==== Task data
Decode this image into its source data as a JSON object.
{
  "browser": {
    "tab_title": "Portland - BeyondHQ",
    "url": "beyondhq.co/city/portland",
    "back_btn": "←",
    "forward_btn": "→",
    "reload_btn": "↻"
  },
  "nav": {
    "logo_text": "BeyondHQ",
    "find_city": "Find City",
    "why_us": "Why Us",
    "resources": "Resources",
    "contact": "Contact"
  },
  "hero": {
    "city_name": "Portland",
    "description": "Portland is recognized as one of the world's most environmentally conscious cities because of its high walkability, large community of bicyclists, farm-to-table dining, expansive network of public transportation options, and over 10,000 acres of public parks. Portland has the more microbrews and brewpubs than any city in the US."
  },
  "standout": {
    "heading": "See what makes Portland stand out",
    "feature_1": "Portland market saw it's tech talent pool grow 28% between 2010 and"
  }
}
========
**Task to complete**:
Copy each line of the data exactly, leaving nothing out.

**Right answer**:
Decode this image into its source data as a JSON object.
{
  "browser": {
    "tab_title": "Portland - BeyondHQ",
    "url": "beyondhq.co/city/portland",
    "back_btn": "←",
    "forward_btn": "→",
    "reload_btn": "↻"
  },
  "nav": {
    "logo_text": "BeyondHQ",
    "find_city": "Find City",
    "why_us": "Why Us",
    "resources": "Resources",
    "contact": "Contact"
  },
  "hero": {
    "city_name": "Portland",
    "description": "Portland is recognized as one of the world's most environmentally conscious cities because of its high walkability, large community of bicyclists, farm-to-table dining, expansive network of public transportation options, and over 10,000 acres of public parks. Portland has the more microbrews and brewpubs than any city in the US."
  },
  "standout": {
    "heading": "See what makes Portland stand out",
    "feature_1": "Portland market saw it's tech talent pool grow 28% between 2010 and"
  }
}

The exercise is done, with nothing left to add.